### Exercise
Restate every entry word for word.

### Record excerpts
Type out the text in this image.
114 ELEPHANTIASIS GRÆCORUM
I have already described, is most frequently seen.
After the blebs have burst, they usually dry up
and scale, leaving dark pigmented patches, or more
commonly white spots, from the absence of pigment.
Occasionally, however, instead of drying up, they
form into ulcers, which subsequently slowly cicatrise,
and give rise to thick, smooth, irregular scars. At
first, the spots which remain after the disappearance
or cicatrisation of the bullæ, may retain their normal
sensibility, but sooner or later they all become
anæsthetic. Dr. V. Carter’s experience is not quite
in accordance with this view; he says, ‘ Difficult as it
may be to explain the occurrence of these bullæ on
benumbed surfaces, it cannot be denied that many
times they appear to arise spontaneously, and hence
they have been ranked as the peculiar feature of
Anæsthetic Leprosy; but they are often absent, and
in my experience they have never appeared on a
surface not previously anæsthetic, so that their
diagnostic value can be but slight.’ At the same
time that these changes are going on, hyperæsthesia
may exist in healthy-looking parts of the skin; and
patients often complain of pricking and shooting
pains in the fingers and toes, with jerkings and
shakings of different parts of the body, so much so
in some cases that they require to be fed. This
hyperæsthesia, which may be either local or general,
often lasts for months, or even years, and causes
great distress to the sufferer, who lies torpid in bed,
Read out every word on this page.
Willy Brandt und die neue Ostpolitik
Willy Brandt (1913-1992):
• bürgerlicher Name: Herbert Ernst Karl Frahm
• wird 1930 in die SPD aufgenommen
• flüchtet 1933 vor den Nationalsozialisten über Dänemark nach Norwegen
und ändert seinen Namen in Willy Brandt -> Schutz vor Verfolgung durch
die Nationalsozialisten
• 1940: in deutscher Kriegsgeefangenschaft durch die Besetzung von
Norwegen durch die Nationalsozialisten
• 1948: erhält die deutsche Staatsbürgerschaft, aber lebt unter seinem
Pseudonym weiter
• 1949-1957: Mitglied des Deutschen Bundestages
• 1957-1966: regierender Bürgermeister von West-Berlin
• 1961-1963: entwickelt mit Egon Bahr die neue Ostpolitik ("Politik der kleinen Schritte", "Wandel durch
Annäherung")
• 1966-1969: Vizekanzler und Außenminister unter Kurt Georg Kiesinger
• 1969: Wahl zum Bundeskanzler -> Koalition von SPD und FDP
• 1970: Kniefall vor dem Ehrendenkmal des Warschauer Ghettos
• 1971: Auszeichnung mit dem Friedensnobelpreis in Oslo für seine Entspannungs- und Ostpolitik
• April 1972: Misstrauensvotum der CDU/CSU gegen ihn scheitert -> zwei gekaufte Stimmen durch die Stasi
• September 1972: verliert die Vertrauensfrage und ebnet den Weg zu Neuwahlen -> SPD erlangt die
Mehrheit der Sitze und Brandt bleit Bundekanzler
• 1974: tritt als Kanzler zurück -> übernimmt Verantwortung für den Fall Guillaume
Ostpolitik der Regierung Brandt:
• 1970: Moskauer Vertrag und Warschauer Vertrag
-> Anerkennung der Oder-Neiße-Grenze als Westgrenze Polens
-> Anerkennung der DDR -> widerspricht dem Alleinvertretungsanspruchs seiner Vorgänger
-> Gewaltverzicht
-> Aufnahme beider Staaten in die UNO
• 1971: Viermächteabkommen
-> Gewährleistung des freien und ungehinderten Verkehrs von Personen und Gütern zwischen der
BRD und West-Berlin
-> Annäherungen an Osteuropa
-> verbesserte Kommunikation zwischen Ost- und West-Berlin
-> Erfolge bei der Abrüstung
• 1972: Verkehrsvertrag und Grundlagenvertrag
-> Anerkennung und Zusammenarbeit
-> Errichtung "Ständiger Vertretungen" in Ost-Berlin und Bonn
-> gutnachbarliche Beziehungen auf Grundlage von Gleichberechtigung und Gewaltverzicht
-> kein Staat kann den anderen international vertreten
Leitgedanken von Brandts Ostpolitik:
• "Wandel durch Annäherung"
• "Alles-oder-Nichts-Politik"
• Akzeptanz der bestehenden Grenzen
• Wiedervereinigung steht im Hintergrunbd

### Answer
Type out the text in this image.
114 ELEPHANTIASIS GRÆCORUM
I have already described, is most frequently seen.
After the blebs have burst, they usually dry up
and scale, leaving dark pigmented patches, or more
commonly white spots, from the absence of pigment.
Occasionally, however, instead of drying up, they
form into ulcers, which subsequently slowly cicatrise,
and give rise to thick, smooth, irregular scars. At
first, the spots which remain after the disappearance
or cicatrisation of the bullæ, may retain their normal
sensibility, but sooner or later they all become
anæsthetic. Dr. V. Carter’s experience is not quite
in accordance with this view; he says, ‘ Difficult as it
may be to explain the occurrence of these bullæ on
benumbed surfaces, it cannot be denied that many
times they appear to arise spontaneously, and hence
they have been ranked as the peculiar feature of
Anæsthetic Leprosy; but they are often absent, and
in my experience they have never appeared on a
surface not previously anæsthetic, so that their
diagnostic value can be but slight.’ At the same
time that these changes are going on, hyperæsthesia
may exist in healthy-looking parts of the skin; and
patients often complain of pricking and shooting
pains in the fingers and toes, with jerkings and
shakings of different parts of the body, so much so
in some cases that they require to be fed. This
hyperæsthesia, which may be either local or general,
often lasts for months, or even years, and causes
great distress to the sufferer, who lies torpid in bed,
Read out every word on this page.
Willy Brandt und die neue Ostpolitik
Willy Brandt (1913-1992):
• bürgerlicher Name: Herbert Ernst Karl Frahm
• wird 1930 in die SPD aufgenommen
• flüchtet 1933 vor den Nationalsozialisten über Dänemark nach Norwegen
und ändert seinen Namen in Willy Brandt -> Schutz vor Verfolgung durch
die Nationalsozialisten
• 1940: in deutscher Kriegsgeefangenschaft durch die Besetzung von
Norwegen durch die Nationalsozialisten
• 1948: erhält die deutsche Staatsbürgerschaft, aber lebt unter seinem
Pseudonym weiter
• 1949-1957: Mitglied des Deutschen Bundestages
• 1957-1966: regierender Bürgermeister von West-Berlin
• 1961-1963: entwickelt mit Egon Bahr die neue Ostpolitik ("Politik der kleinen Schritte", "Wandel durch
Annäherung")
• 1966-1969: Vizekanzler und Außenminister unter Kurt Georg Kiesinger
• 1969: Wahl zum Bundeskanzler -> Koalition von SPD und FDP
• 1970: Kniefall vor dem Ehrendenkmal des Warschauer Ghettos
• 1971: Auszeichnung mit dem Friedensnobelpreis in Oslo für seine Entspannungs- und Ostpolitik
• April 1972: Misstrauensvotum der CDU/CSU gegen ihn scheitert -> zwei gekaufte Stimmen durch die Stasi
• September 1972: verliert die Vertrauensfrage und ebnet den Weg zu Neuwahlen -> SPD erlangt die
Mehrheit der Sitze und Brandt bleit Bundekanzler
• 1974: tritt als Kanzler zurück -> übernimmt Verantwortung für den Fall Guillaume
Ostpolitik der Regierung Brandt:
• 1970: Moskauer Vertrag und Warschauer Vertrag
-> Anerkennung der Oder-Neiße-Grenze als Westgrenze Polens
-> Anerkennung der DDR -> widerspricht dem Alleinvertretungsanspruchs seiner Vorgänger
-> Gewaltverzicht
-> Aufnahme beider Staaten in die UNO
• 1971: Viermächteabkommen
-> Gewährleistung des freien und ungehinderten Verkehrs von Personen und Gütern zwischen der
BRD und West-Berlin
-> Annäherungen an Osteuropa
-> verbesserte Kommunikation zwischen Ost- und West-Berlin
-> Erfolge bei der Abrüstung
• 1972: Verkehrsvertrag und Grundlagenvertrag
-> Anerkennung und Zusammenarbeit
-> Errichtung "Ständiger Vertretungen" in Ost-Berlin und Bonn
-> gutnachbarliche Beziehungen auf Grundlage von Gleichberechtigung und Gewaltverzicht
-> kein Staat kann den anderen international vertreten
Leitgedanken von Brandts Ostpolitik:
• "Wandel durch Annäherung"
• "Alles-oder-Nichts-Politik"
• Akzeptanz der bestehenden Grenzen
• Wiedervereinigung steht im Hintergrunbd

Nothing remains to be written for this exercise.